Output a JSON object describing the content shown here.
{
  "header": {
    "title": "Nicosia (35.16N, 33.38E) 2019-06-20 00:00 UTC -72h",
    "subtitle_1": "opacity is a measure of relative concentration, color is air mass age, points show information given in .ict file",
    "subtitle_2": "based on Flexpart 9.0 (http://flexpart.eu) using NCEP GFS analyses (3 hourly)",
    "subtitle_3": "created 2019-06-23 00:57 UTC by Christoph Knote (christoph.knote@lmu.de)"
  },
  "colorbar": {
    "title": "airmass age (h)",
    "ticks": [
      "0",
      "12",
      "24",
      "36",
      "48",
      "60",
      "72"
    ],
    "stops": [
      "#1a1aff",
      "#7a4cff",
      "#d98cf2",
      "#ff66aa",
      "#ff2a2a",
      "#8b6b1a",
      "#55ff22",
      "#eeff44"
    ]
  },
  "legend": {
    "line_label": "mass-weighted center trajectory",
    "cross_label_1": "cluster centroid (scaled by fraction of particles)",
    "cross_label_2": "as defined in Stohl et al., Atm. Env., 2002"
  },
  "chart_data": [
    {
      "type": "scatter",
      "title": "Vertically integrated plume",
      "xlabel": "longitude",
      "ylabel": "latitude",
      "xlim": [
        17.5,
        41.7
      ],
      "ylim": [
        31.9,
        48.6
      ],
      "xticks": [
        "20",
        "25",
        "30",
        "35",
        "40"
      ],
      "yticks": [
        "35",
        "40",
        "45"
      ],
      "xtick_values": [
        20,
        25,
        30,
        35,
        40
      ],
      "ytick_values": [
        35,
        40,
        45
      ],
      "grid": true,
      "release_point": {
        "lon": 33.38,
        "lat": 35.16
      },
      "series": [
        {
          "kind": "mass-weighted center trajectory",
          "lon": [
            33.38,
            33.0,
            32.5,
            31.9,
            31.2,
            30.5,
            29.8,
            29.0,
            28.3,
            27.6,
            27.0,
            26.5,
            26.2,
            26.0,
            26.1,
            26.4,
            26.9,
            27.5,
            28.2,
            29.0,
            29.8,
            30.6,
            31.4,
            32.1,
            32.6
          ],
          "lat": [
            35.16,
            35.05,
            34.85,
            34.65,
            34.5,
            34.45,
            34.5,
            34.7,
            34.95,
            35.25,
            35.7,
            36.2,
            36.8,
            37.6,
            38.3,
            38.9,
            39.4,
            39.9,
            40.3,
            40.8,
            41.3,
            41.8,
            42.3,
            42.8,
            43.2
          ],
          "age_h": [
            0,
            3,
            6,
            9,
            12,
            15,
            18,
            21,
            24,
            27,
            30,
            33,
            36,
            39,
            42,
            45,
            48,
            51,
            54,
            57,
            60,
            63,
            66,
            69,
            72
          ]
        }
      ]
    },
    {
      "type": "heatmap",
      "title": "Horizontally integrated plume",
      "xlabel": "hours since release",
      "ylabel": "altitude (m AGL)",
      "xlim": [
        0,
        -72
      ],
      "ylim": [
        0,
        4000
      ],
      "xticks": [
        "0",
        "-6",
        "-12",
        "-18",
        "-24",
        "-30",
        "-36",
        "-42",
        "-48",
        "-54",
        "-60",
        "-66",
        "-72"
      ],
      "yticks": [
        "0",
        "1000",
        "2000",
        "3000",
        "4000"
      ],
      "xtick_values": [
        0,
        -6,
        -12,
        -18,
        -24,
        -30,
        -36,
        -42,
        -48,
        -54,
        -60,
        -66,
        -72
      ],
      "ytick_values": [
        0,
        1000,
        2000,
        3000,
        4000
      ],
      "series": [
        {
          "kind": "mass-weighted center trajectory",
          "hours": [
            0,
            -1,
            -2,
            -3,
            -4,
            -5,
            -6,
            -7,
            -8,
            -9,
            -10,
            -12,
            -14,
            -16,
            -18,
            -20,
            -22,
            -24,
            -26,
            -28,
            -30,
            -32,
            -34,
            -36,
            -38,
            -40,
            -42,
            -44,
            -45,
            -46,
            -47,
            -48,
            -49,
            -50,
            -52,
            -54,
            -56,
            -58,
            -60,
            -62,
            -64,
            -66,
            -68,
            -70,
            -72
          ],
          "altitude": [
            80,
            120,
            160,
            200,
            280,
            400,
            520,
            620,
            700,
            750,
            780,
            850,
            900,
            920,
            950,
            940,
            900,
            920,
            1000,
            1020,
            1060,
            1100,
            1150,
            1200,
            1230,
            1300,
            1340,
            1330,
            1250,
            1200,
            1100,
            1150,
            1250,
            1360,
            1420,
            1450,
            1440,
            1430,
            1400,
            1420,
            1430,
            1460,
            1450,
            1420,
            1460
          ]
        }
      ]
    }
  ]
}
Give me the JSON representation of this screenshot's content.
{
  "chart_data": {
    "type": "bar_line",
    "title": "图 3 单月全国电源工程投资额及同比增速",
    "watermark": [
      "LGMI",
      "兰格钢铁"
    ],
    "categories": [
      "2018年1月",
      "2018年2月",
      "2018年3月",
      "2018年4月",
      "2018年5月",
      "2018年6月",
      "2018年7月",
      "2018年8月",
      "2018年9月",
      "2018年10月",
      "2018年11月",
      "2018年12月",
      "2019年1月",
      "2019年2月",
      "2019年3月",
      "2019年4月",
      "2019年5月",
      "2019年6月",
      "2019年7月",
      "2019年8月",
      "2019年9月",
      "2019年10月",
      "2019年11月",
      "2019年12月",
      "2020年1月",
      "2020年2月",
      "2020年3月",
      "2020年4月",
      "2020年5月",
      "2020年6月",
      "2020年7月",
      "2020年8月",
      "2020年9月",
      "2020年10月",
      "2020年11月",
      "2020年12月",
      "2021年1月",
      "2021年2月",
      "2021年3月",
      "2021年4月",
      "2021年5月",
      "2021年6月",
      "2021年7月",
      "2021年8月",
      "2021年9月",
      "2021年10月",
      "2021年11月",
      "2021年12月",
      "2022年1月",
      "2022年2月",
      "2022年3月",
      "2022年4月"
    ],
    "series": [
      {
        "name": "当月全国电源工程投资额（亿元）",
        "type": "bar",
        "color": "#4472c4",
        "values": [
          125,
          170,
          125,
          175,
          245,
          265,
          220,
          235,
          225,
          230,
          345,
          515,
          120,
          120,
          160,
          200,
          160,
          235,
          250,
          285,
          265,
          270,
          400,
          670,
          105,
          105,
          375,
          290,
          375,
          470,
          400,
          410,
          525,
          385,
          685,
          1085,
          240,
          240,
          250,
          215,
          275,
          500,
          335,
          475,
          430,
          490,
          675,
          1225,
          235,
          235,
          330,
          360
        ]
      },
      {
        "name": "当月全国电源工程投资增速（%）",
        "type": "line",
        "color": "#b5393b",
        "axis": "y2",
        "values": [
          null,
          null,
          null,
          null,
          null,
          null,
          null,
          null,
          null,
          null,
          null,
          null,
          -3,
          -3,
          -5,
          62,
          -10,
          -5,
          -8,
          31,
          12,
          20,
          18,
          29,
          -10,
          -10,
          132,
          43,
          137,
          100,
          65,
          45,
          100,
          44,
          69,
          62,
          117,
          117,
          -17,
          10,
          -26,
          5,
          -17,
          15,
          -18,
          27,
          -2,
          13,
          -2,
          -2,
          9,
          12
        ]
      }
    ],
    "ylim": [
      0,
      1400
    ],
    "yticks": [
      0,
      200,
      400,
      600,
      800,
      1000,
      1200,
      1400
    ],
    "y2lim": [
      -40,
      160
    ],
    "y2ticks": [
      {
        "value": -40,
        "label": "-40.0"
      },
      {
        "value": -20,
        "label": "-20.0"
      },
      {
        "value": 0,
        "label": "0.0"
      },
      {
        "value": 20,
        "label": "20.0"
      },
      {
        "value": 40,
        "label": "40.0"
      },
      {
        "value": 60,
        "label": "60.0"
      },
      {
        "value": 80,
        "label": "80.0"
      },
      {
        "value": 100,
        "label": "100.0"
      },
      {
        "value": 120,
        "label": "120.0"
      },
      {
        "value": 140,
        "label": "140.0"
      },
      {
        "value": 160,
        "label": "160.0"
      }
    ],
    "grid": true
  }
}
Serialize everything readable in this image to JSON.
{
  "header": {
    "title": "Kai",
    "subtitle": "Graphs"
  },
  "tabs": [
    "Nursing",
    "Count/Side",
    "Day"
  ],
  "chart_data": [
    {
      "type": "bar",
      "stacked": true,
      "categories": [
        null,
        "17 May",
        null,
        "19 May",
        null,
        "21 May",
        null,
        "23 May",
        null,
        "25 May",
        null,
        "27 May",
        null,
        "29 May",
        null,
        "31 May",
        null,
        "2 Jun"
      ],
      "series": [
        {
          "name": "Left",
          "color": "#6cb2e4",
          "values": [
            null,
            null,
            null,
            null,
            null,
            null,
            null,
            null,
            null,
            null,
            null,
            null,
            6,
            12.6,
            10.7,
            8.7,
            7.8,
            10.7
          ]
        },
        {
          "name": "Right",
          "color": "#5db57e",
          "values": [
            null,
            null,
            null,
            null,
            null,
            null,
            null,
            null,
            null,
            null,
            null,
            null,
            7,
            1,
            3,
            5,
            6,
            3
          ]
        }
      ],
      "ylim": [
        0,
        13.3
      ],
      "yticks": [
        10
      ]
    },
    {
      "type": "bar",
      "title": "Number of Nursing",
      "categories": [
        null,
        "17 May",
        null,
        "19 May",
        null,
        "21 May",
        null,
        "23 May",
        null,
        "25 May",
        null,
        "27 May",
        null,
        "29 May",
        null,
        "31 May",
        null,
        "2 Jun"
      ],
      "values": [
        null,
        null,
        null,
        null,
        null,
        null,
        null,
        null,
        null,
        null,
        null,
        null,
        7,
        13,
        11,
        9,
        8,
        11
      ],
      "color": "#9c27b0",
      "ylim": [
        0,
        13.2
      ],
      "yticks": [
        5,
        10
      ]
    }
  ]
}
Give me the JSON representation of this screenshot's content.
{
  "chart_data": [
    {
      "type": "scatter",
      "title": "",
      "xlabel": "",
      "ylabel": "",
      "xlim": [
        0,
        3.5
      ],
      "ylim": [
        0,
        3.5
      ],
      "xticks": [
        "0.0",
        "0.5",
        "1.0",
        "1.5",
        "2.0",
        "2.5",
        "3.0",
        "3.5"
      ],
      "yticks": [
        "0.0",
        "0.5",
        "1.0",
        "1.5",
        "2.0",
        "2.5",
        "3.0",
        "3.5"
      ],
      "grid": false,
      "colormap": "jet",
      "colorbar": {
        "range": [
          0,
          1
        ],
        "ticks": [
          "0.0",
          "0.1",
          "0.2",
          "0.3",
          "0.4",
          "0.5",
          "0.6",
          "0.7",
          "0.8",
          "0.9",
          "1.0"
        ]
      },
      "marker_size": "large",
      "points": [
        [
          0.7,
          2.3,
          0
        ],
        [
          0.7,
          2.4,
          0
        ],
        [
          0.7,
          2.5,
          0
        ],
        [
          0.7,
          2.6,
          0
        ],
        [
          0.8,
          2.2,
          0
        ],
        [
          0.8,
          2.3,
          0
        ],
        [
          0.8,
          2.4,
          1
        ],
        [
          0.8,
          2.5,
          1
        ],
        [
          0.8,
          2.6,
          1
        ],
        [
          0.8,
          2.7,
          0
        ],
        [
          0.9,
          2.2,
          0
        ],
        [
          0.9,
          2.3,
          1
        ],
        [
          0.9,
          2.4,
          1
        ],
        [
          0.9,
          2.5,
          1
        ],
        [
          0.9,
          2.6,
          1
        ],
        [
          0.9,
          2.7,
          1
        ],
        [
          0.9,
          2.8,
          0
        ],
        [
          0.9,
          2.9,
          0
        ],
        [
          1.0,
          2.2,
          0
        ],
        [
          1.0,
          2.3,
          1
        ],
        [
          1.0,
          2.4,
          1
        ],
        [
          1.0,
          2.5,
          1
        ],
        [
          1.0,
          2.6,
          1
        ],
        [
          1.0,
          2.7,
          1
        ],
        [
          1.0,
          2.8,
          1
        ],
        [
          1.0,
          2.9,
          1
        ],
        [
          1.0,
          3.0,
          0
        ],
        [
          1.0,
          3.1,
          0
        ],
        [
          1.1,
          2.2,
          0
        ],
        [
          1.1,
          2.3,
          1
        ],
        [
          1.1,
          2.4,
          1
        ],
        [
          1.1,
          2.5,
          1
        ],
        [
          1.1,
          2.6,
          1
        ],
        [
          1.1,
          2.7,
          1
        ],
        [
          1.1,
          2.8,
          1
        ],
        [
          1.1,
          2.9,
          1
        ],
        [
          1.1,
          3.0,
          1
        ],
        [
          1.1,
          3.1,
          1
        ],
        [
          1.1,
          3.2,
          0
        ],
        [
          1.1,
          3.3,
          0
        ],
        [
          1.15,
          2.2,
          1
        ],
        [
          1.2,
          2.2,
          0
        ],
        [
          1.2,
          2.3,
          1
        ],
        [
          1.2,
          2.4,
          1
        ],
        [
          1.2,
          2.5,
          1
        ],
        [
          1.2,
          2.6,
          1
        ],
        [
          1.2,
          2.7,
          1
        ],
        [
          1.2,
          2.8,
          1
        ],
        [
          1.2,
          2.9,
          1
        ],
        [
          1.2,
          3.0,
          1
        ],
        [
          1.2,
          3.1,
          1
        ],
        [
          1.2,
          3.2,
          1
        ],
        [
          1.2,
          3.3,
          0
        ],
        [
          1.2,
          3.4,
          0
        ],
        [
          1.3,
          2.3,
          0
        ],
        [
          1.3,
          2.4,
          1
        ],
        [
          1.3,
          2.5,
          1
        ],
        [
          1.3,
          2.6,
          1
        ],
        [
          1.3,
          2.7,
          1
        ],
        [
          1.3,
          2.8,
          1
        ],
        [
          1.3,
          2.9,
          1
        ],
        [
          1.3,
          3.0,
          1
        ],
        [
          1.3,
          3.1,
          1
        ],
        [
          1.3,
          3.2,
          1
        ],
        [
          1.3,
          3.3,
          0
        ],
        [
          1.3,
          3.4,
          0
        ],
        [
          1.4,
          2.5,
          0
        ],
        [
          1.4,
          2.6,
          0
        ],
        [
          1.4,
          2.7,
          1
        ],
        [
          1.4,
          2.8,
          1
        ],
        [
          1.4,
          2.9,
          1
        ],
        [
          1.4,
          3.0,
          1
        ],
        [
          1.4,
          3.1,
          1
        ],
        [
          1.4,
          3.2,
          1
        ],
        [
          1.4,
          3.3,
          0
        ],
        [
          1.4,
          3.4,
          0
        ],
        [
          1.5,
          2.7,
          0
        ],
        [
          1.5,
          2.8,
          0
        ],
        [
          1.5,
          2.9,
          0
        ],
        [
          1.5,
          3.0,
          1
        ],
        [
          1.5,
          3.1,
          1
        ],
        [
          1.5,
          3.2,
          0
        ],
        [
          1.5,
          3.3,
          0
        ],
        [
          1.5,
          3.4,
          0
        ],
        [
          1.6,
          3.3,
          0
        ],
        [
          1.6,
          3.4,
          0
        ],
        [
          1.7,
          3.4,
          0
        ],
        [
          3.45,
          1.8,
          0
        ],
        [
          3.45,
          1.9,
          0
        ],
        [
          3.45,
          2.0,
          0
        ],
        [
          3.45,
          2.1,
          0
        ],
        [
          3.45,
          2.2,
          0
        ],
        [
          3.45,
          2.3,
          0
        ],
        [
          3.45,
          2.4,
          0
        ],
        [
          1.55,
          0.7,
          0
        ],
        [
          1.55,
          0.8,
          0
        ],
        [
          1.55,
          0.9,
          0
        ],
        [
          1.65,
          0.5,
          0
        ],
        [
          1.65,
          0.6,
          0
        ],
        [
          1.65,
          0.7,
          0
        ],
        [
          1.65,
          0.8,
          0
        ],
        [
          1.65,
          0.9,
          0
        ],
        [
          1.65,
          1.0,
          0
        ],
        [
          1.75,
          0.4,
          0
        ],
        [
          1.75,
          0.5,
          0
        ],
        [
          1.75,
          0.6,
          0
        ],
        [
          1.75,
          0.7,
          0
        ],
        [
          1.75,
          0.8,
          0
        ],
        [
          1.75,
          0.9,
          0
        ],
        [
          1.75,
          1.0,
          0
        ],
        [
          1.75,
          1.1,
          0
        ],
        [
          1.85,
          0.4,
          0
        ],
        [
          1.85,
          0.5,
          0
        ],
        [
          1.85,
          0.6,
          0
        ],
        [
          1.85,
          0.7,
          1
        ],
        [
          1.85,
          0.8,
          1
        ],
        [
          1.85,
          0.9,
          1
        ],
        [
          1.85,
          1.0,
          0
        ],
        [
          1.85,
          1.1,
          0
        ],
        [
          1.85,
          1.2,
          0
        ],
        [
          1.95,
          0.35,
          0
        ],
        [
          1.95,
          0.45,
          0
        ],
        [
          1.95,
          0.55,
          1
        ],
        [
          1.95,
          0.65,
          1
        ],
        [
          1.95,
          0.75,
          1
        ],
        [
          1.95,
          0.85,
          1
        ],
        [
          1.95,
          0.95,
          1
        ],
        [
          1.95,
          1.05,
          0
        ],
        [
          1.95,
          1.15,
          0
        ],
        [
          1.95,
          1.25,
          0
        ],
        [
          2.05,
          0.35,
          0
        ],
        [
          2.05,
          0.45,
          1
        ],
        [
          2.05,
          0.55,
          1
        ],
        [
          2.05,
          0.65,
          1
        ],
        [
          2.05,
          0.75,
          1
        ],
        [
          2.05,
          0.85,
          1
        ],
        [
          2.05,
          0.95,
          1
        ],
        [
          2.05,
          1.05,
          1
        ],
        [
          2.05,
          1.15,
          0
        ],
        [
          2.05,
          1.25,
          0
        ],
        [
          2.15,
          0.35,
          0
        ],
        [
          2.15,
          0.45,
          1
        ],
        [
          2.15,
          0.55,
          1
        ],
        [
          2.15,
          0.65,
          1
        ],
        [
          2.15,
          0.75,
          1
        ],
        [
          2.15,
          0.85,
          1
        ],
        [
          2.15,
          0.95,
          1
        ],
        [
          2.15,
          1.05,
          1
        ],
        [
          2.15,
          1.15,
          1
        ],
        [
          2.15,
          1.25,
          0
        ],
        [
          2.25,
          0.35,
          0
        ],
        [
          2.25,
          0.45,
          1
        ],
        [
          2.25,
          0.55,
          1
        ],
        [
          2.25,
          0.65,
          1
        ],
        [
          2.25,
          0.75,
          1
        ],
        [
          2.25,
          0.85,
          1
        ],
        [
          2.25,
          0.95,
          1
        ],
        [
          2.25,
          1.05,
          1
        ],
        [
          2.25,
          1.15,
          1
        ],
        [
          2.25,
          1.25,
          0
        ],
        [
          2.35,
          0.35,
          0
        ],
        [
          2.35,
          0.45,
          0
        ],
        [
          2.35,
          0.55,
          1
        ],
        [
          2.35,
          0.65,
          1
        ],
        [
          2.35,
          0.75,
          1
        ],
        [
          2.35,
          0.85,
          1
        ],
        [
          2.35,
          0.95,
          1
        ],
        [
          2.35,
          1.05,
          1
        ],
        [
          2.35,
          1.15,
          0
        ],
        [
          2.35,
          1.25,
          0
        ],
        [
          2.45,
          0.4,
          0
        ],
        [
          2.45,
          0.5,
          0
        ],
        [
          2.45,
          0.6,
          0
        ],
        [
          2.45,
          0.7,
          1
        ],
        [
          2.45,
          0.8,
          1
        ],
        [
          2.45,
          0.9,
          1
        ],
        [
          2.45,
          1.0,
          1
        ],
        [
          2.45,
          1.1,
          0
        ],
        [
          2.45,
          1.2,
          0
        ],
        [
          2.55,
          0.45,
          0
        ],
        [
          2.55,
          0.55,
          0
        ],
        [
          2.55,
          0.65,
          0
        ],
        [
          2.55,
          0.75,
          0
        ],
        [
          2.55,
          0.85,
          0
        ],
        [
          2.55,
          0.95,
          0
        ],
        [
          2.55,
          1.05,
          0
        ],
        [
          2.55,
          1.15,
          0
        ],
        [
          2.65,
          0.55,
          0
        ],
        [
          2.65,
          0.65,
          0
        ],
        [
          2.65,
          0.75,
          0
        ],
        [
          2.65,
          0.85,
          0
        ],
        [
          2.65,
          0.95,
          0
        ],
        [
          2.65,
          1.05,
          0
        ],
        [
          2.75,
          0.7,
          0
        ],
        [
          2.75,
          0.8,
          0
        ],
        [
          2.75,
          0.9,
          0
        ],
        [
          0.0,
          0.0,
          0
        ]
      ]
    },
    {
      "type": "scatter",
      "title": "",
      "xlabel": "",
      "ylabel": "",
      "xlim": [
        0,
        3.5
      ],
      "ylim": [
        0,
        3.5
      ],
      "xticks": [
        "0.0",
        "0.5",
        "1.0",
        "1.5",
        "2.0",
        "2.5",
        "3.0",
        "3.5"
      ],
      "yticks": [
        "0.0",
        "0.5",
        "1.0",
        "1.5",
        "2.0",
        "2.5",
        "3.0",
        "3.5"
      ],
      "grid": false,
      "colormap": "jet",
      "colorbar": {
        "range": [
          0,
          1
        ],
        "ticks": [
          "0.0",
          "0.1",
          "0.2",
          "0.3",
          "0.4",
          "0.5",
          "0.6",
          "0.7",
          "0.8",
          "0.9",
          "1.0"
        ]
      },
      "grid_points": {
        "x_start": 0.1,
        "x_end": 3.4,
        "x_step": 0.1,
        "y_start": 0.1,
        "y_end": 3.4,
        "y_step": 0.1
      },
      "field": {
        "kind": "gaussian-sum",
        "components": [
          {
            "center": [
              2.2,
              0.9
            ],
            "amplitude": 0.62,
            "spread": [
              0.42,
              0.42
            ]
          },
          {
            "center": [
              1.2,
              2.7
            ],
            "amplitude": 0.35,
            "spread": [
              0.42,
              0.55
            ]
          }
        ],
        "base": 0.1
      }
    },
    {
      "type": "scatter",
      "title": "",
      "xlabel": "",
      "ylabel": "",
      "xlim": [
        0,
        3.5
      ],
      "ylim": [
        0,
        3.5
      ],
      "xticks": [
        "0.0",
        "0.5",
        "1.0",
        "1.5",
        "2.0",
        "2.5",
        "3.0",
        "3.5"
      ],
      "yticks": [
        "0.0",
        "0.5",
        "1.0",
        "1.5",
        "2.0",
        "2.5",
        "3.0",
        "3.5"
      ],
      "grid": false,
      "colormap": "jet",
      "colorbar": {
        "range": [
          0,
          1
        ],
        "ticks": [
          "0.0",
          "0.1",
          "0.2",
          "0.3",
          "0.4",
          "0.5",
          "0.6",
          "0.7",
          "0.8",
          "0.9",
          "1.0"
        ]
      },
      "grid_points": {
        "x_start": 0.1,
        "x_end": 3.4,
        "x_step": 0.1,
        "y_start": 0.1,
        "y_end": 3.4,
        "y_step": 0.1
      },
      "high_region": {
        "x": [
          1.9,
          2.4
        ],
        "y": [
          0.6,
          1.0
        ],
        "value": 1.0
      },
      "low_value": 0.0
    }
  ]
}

.....

Extract every line above containing the word "integrated".

      "title": "Vertically integrated plume",
      "title": "Horizontally integrated plume",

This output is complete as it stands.